# What you are asked to do
Copy out the entries word for word, starting at the first line and ending at the line containing "dim-label-D: D: [93, 338, 115, 352]", with both of those lines included.

* * * * *

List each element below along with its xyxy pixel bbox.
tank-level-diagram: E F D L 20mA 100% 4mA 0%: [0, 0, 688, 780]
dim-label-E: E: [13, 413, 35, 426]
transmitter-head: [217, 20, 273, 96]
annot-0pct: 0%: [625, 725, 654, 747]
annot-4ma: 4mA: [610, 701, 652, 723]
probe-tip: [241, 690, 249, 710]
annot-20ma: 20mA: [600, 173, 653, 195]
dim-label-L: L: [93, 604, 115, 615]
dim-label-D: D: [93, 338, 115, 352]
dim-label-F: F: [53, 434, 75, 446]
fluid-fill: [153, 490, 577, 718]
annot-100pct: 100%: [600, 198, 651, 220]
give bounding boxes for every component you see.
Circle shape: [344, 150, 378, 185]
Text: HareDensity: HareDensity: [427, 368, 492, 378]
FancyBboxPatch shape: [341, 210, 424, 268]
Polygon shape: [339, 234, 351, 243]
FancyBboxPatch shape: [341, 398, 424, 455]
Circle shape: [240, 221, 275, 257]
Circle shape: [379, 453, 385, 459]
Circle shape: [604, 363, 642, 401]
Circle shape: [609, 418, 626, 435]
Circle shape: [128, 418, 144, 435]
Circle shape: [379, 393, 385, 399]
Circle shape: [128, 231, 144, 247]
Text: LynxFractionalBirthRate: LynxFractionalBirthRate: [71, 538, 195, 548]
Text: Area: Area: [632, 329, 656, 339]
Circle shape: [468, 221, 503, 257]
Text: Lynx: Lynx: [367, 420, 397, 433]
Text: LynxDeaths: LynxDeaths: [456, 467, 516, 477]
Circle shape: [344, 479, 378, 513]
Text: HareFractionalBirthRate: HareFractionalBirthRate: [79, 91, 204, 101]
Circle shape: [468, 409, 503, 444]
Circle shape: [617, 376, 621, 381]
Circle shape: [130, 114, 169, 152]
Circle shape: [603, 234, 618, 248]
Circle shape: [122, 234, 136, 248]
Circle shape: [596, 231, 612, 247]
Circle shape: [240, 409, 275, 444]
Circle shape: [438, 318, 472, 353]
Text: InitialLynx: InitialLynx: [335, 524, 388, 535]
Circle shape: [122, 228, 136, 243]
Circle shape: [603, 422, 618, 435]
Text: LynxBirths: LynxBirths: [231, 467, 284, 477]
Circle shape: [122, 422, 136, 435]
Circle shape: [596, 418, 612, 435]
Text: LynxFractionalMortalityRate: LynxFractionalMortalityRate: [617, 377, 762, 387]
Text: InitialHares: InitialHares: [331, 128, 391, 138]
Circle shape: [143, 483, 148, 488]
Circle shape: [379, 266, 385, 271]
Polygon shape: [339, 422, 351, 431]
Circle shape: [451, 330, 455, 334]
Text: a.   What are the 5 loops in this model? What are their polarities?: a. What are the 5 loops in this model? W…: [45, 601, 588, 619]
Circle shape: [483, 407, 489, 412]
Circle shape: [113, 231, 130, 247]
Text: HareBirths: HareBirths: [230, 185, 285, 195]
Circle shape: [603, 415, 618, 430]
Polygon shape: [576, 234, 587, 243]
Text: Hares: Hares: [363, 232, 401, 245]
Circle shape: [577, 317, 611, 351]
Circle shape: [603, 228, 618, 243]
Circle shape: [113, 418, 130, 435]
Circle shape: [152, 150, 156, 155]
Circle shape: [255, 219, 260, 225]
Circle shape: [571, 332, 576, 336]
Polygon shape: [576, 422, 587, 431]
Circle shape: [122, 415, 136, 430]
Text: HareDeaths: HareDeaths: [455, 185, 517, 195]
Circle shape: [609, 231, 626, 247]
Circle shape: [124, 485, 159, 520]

* * * * *

# Result of the exercise
List each element below along with its xyxy pixel bbox.
tank-level-diagram: E F D L 20mA 100% 4mA 0%: [0, 0, 688, 780]
dim-label-E: E: [13, 413, 35, 426]
transmitter-head: [217, 20, 273, 96]
annot-0pct: 0%: [625, 725, 654, 747]
annot-4ma: 4mA: [610, 701, 652, 723]
probe-tip: [241, 690, 249, 710]
annot-20ma: 20mA: [600, 173, 653, 195]
dim-label-L: L: [93, 604, 115, 615]
dim-label-D: D: [93, 338, 115, 352]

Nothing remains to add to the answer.